### Required task
From the entries that follow, gather each line holding the word "this".

### Data records
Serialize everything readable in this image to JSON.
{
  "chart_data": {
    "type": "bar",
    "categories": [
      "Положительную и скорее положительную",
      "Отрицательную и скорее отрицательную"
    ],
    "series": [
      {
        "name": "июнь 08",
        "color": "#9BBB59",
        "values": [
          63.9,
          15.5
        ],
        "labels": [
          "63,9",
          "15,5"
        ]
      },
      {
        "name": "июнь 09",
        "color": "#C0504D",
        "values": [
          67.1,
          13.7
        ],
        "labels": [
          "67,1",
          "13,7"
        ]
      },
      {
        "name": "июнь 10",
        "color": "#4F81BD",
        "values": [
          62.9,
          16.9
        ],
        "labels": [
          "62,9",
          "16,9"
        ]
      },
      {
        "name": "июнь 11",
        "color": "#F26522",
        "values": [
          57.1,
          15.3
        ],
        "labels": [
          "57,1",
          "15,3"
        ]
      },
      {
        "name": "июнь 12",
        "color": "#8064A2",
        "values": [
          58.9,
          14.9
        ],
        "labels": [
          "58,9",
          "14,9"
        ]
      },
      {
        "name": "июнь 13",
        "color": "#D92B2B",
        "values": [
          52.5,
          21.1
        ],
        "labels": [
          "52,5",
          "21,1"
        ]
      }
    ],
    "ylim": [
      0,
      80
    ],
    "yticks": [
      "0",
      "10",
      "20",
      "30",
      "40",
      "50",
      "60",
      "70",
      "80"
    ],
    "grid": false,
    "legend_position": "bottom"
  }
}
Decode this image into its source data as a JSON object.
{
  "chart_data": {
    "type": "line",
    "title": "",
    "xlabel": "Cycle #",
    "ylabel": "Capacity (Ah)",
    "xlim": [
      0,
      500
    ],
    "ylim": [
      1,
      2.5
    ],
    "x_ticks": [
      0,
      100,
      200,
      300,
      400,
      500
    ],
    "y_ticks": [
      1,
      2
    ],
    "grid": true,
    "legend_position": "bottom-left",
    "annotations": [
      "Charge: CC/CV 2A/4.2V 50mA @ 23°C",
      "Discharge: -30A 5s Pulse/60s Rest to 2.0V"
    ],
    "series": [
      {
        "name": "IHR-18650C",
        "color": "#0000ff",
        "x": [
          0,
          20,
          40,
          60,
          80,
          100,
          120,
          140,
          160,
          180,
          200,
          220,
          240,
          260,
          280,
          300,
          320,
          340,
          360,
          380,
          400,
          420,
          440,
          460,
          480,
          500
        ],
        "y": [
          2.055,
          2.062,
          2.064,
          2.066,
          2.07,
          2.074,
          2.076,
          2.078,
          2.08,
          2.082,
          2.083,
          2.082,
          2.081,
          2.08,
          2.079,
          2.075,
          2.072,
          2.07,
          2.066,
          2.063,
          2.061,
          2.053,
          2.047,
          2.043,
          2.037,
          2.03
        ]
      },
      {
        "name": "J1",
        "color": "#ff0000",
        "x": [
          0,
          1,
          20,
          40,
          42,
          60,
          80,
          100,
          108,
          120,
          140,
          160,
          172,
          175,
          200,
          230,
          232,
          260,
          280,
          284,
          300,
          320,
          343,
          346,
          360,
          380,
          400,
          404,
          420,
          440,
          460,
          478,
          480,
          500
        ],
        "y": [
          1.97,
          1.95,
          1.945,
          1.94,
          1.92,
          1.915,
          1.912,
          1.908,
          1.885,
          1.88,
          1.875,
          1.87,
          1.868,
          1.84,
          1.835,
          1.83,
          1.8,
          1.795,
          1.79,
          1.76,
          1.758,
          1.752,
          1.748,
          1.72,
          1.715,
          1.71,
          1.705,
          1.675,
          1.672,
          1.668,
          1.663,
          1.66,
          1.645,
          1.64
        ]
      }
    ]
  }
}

### Expected answer
Serialize everything readable in this image to JSON.
Decode this image into its source data as a JSON object.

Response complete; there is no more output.